Exercise requirements:
From the listing, collect all lines containing the word "content".
-- Start --
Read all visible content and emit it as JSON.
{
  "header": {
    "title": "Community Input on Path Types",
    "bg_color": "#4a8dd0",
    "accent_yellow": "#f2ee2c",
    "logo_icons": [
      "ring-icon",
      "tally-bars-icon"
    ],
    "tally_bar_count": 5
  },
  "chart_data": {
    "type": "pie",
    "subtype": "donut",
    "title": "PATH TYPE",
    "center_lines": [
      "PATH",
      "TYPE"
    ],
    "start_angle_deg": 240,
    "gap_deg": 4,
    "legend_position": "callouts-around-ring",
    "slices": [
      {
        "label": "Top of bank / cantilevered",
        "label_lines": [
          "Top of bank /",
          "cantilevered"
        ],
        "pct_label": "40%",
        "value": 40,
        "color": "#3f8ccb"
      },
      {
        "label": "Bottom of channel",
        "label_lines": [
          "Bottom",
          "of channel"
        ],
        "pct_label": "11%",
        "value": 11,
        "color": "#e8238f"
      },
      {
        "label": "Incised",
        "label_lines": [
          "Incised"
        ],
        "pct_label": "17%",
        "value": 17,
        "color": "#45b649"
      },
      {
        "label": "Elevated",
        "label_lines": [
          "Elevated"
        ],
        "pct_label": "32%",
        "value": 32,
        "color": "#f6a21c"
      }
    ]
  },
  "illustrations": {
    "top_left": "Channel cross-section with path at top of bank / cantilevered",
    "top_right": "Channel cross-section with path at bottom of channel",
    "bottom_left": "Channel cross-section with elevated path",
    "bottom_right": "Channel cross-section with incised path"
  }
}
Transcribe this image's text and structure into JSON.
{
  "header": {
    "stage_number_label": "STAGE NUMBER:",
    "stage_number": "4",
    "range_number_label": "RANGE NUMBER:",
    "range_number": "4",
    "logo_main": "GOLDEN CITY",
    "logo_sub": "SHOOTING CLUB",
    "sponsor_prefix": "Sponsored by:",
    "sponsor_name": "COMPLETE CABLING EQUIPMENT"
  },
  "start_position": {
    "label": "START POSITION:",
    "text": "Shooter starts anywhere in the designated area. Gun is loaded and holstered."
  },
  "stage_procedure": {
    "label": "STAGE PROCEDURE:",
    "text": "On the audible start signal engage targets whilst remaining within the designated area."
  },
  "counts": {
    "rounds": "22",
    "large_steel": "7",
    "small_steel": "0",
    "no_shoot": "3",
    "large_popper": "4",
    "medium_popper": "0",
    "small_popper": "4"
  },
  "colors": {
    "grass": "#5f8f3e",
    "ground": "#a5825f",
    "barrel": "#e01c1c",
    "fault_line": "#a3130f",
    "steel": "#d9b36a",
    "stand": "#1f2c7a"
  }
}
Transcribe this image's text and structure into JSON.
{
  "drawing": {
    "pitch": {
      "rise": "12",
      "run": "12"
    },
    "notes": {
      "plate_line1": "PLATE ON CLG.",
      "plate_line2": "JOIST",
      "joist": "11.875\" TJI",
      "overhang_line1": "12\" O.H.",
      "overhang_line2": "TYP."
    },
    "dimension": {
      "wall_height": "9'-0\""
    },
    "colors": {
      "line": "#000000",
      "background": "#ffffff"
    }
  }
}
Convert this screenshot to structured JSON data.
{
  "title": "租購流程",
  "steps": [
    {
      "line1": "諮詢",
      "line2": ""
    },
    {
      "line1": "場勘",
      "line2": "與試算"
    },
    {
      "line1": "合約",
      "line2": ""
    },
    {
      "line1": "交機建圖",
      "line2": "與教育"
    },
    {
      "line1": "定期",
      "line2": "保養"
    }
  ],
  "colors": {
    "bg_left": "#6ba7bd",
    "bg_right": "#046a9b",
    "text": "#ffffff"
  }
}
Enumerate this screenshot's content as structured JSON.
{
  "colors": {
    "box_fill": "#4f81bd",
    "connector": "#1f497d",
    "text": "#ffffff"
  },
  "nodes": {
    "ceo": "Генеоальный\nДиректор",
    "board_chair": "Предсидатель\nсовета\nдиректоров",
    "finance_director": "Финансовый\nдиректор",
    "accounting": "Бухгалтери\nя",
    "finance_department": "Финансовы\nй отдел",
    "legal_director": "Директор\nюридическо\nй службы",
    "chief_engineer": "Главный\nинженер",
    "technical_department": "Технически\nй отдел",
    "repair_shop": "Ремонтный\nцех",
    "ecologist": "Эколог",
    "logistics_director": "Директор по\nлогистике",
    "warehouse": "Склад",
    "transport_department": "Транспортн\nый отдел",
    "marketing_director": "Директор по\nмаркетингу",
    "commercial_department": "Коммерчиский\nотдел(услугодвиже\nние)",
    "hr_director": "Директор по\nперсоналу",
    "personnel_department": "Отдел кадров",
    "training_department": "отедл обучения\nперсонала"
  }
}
-- End --
Written response:
Read all visible content and emit it as JSON.
Enumerate this screenshot's content as structured JSON.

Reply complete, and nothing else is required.